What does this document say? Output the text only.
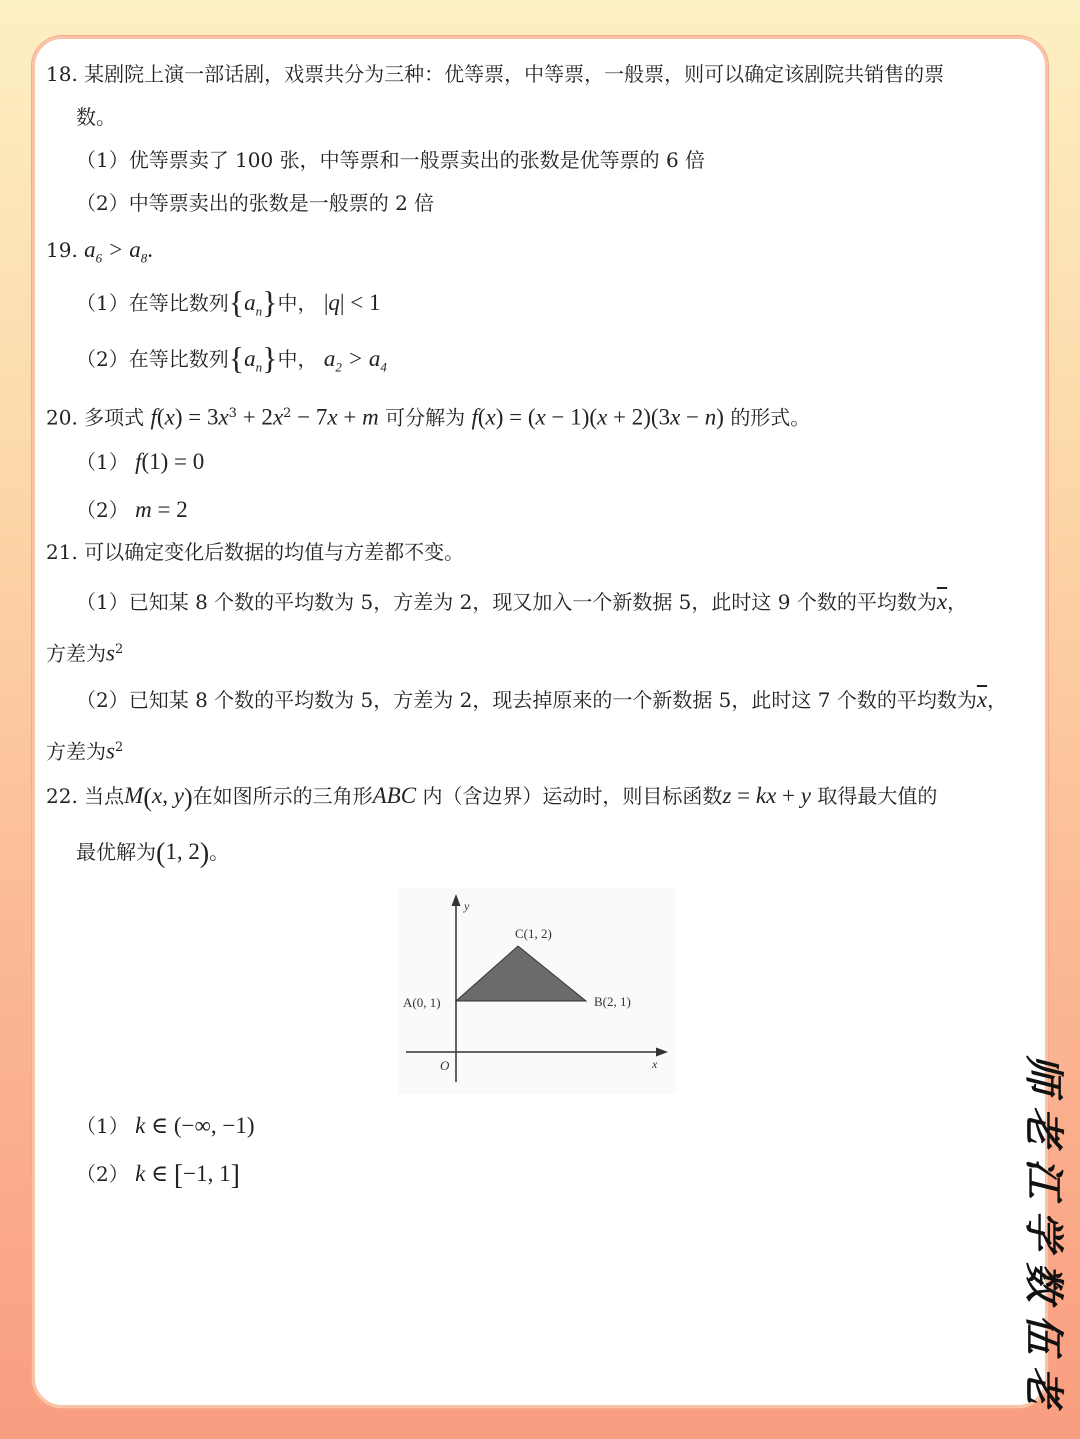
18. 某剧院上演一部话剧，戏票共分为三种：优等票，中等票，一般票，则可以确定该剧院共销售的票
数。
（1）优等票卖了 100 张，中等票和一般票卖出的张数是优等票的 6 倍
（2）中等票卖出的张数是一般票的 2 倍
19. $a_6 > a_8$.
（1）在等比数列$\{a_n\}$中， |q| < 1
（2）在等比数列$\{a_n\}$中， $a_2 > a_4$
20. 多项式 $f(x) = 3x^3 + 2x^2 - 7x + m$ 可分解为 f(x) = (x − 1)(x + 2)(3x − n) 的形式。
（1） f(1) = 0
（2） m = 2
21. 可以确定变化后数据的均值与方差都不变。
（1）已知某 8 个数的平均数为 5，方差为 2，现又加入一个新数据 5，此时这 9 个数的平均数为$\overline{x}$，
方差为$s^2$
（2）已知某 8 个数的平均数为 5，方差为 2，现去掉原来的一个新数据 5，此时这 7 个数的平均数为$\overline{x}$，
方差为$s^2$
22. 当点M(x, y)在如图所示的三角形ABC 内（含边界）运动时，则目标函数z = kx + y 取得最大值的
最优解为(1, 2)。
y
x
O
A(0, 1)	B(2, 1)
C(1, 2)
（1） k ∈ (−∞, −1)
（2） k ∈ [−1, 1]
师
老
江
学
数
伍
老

What the task asks -
Retype the whole listing, keeping every line identical and omitting all pictures.

Response -
What does this document say? Output the text only.
18. 某剧院上演一部话剧，戏票共分为三种：优等票，中等票，一般票，则可以确定该剧院共销售的票
数。
（1）优等票卖了 100 张，中等票和一般票卖出的张数是优等票的 6 倍
（2）中等票卖出的张数是一般票的 2 倍
19. $a_6 > a_8$.
（1）在等比数列$\{a_n\}$中， |q| < 1
（2）在等比数列$\{a_n\}$中， $a_2 > a_4$
20. 多项式 $f(x) = 3x^3 + 2x^2 - 7x + m$ 可分解为 f(x) = (x − 1)(x + 2)(3x − n) 的形式。
（1） f(1) = 0
（2） m = 2
21. 可以确定变化后数据的均值与方差都不变。
（1）已知某 8 个数的平均数为 5，方差为 2，现又加入一个新数据 5，此时这 9 个数的平均数为$\overline{x}$，
方差为$s^2$
（2）已知某 8 个数的平均数为 5，方差为 2，现去掉原来的一个新数据 5，此时这 7 个数的平均数为$\overline{x}$，
方差为$s^2$
22. 当点M(x, y)在如图所示的三角形ABC 内（含边界）运动时，则目标函数z = kx + y 取得最大值的
最优解为(1, 2)。
y
x
O
A(0, 1)	B(2, 1)
C(1, 2)
（1） k ∈ (−∞, −1)
（2） k ∈ [−1, 1]
师
老
江
学
数
伍
老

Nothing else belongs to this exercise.